* [THE REQUEST] Pull every "Timestamp" line out of the data below.

[Start of ENTRIES PROVIDED]

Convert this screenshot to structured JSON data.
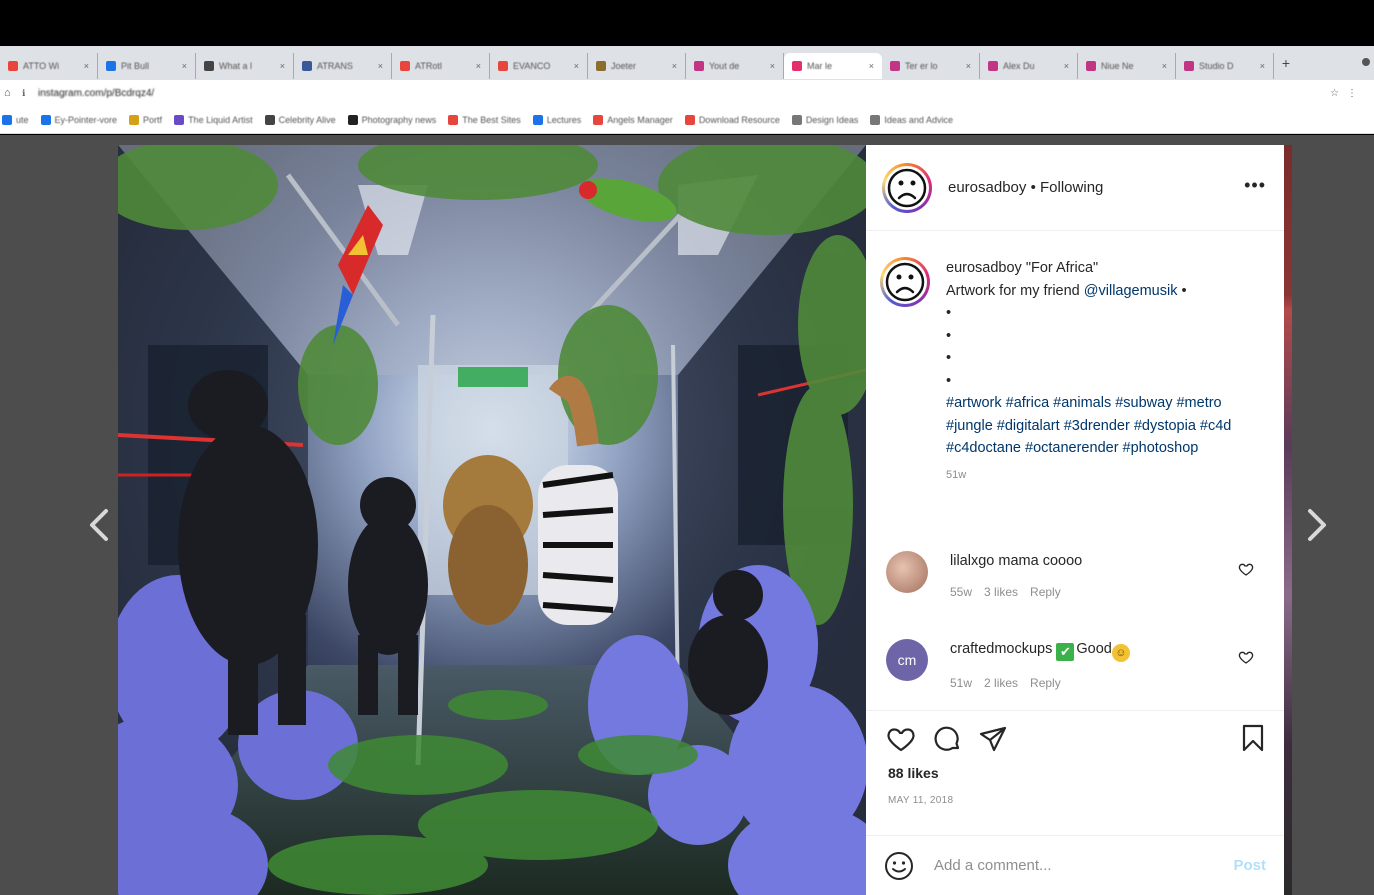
{
  "browser": {
    "tabs": [
      {
        "title": "ATTO Wi",
        "color": "#e8453c"
      },
      {
        "title": "Pit Bull",
        "color": "#1a73e8"
      },
      {
        "title": "What a l",
        "color": "#444444"
      },
      {
        "title": "ATRANS",
        "color": "#3b5998"
      },
      {
        "title": "ATRotl",
        "color": "#e8453c"
      },
      {
        "title": "EVANCO",
        "color": "#e8453c"
      },
      {
        "title": "Joeter",
        "color": "#8b6d2e"
      },
      {
        "title": "Yout de",
        "color": "#c13584"
      },
      {
        "title": "Mar le",
        "color": "#e1306c",
        "active": true
      },
      {
        "title": "Ter er lo",
        "color": "#c13584"
      },
      {
        "title": "Alex Du",
        "color": "#c13584"
      },
      {
        "title": "Niue Ne",
        "color": "#c13584"
      },
      {
        "title": "Studio D",
        "color": "#c13584"
      }
    ],
    "url": "instagram.com/p/Bcdrqz4/",
    "bookmarks": [
      {
        "label": "ute",
        "color": "#1a73e8"
      },
      {
        "label": "Ey-Pointer-vore",
        "color": "#1a73e8"
      },
      {
        "label": "Portf",
        "color": "#d4a017"
      },
      {
        "label": "The Liquid Artist",
        "color": "#6a4bc7"
      },
      {
        "label": "Celebrity Alive",
        "color": "#444444"
      },
      {
        "label": "Photography news",
        "color": "#222222"
      },
      {
        "label": "The Best Sites",
        "color": "#e8453c"
      },
      {
        "label": "Lectures",
        "color": "#1a73e8"
      },
      {
        "label": "Angels Manager",
        "color": "#e8453c"
      },
      {
        "label": "Download Resource",
        "color": "#e8453c"
      },
      {
        "label": "Design Ideas",
        "color": "#777777"
      },
      {
        "label": "Ideas and Advice",
        "color": "#777777"
      }
    ]
  },
  "post": {
    "header": {
      "username": "eurosadboy",
      "separator": "•",
      "follow_status": "Following",
      "more_label": "•••"
    },
    "caption": {
      "username": "eurosadboy",
      "title": "\"For Africa\"",
      "line2_prefix": "Artwork for my friend",
      "mention": "@villagemusik",
      "line2_suffix": "•",
      "dots": [
        "•",
        "•",
        "•",
        "•"
      ],
      "hashtags": "#artwork #africa #animals #subway #metro #jungle #digitalart #3drender #dystopia #c4d #c4doctane #octanerender #photoshop",
      "age": "51w"
    },
    "comments": [
      {
        "username": "lilalxgo",
        "text": "mama coooo",
        "age": "55w",
        "likes": "3 likes",
        "reply": "Reply",
        "avatar_color": "#c9a08c",
        "avatar_text": ""
      },
      {
        "username": "craftedmockups",
        "emoji1": "✔",
        "text": "Good",
        "emoji2": "☺",
        "age": "51w",
        "likes": "2 likes",
        "reply": "Reply",
        "avatar_color": "#6e64a8",
        "avatar_text": "cm"
      }
    ],
    "likes": "88 likes",
    "date": "MAY 11, 2018",
    "add_comment_placeholder": "Add a comment...",
    "post_label": "Post"
  },
  "colors": {
    "link": "#00376b",
    "post_disabled": "#b2dffc",
    "backdrop": "#4d4d4d"
  }
}
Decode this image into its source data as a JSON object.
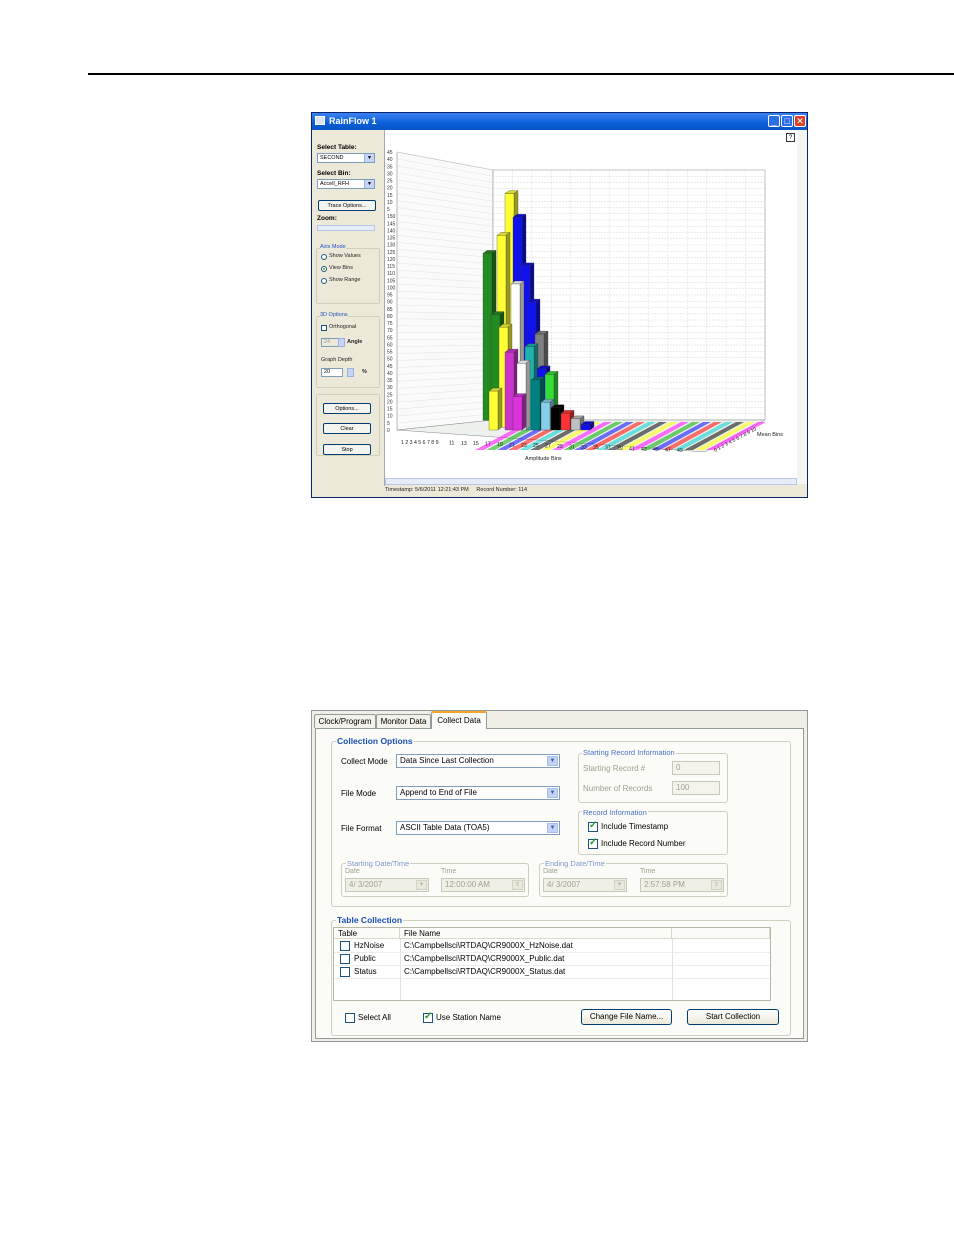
{
  "rainflow": {
    "title": "RainFlow 1",
    "help_label": "?",
    "select_table_label": "Select Table:",
    "select_table_value": "SECOND",
    "select_bin_label": "Select Bin:",
    "select_bin_value": "Accell_RFH",
    "trace_options_label": "Trace Options...",
    "zoom_label": "Zoom:",
    "axis_mode_label": "Axis Mode",
    "axis_modes": [
      "Show Values",
      "View Bins",
      "Show Range"
    ],
    "axis_mode_selected": "View Bins",
    "options_3d_label": "3D Options",
    "orthogonal_label": "Orthogonal",
    "angle_value": "24",
    "angle_label": "Angle",
    "graph_depth_label": "Graph Depth",
    "graph_depth_value": "20",
    "percent_label": "%",
    "options_button": "Options...",
    "clear_button": "Clear",
    "stop_button": "Stop",
    "status_timestamp": "Timestamp: 5/6/2011 12:21:43 PM",
    "status_record": "Record Number: 114",
    "accent_color": "#0a5fd8"
  },
  "chart_data": {
    "type": "bar",
    "projection": "3d",
    "xlabel": "Amplitude Bins",
    "zlabel": "Mean Bins",
    "ylim": [
      0,
      45
    ],
    "y_ticks": [
      "0",
      "5",
      "10",
      "15",
      "20",
      "25",
      "30",
      "35",
      "40",
      "45",
      "50",
      "55",
      "60",
      "65",
      "70",
      "75",
      "80",
      "85",
      "90",
      "95",
      "100",
      "105",
      "110",
      "115",
      "120",
      "125",
      "130",
      "135",
      "140",
      "145",
      "150",
      "5",
      "10",
      "15",
      "20",
      "25",
      "30",
      "35",
      "40",
      "45"
    ],
    "x_tick_labels": [
      "1 2 3 4 5 6 7 8 9",
      "11",
      "13",
      "15",
      "17",
      "19",
      "21",
      "23",
      "25",
      "27",
      "29",
      "31",
      "33",
      "35",
      "37",
      "39",
      "41",
      "43",
      "45",
      "47",
      "49"
    ],
    "z_tick_label": "0 1 2 3 4 5 6 7 8 9 10",
    "bars": [
      {
        "h": 40,
        "color": "#ffff33"
      },
      {
        "h": 36,
        "color": "#1111ee"
      },
      {
        "h": 33,
        "color": "#ffff33"
      },
      {
        "h": 30,
        "color": "#228b22"
      },
      {
        "h": 28,
        "color": "#1111ee"
      },
      {
        "h": 25,
        "color": "#ffffff"
      },
      {
        "h": 22,
        "color": "#1111ee"
      },
      {
        "h": 20,
        "color": "#228b22"
      },
      {
        "h": 18,
        "color": "#ffff33"
      },
      {
        "h": 17,
        "color": "#808080"
      },
      {
        "h": 15,
        "color": "#20b2aa"
      },
      {
        "h": 14,
        "color": "#cc33cc"
      },
      {
        "h": 12,
        "color": "#ffffff"
      },
      {
        "h": 11,
        "color": "#1111ee"
      },
      {
        "h": 10,
        "color": "#33dd33"
      },
      {
        "h": 9,
        "color": "#008080"
      },
      {
        "h": 7,
        "color": "#ffff33"
      },
      {
        "h": 6,
        "color": "#dd33dd"
      },
      {
        "h": 5,
        "color": "#87ceeb"
      },
      {
        "h": 4,
        "color": "#000000"
      },
      {
        "h": 3,
        "color": "#ff3333"
      },
      {
        "h": 2,
        "color": "#c0c0c0"
      },
      {
        "h": 1,
        "color": "#1111ee"
      }
    ]
  },
  "collect": {
    "tabs": [
      "Clock/Program",
      "Monitor Data",
      "Collect Data"
    ],
    "active_tab": "Collect Data",
    "collection_options_title": "Collection Options",
    "collect_mode_label": "Collect Mode",
    "collect_mode_value": "Data Since Last Collection",
    "file_mode_label": "File Mode",
    "file_mode_value": "Append to End of File",
    "file_format_label": "File Format",
    "file_format_value": "ASCII Table Data (TOA5)",
    "starting_record_title": "Starting Record Information",
    "starting_record_label": "Starting Record #",
    "starting_record_value": "0",
    "number_records_label": "Number of Records",
    "number_records_value": "100",
    "record_info_title": "Record Information",
    "include_timestamp_label": "Include Timestamp",
    "include_record_number_label": "Include Record Number",
    "start_dt_title": "Starting Date/Time",
    "end_dt_title": "Ending Date/Time",
    "date_label": "Date",
    "time_label": "Time",
    "start_date": "4/  3/2007",
    "start_time": "12:00:00 AM",
    "end_date": "4/  3/2007",
    "end_time": "2:57:58 PM",
    "table_collection_title": "Table Collection",
    "col_table": "Table",
    "col_file": "File Name",
    "rows": [
      {
        "table": "HzNoise",
        "file": "C:\\Campbellsci\\RTDAQ\\CR9000X_HzNoise.dat"
      },
      {
        "table": "Public",
        "file": "C:\\Campbellsci\\RTDAQ\\CR9000X_Public.dat"
      },
      {
        "table": "Status",
        "file": "C:\\Campbellsci\\RTDAQ\\CR9000X_Status.dat"
      }
    ],
    "select_all_label": "Select All",
    "use_station_name_label": "Use Station Name",
    "change_file_name_button": "Change File Name...",
    "start_collection_button": "Start Collection"
  }
}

[End of ENTRIES PROVIDED]

* [EXERCISE SOLUTION]
    "status_timestamp": "Timestamp: 5/6/2011 12:21:43 PM",
    "include_timestamp_label": "Include Timestamp",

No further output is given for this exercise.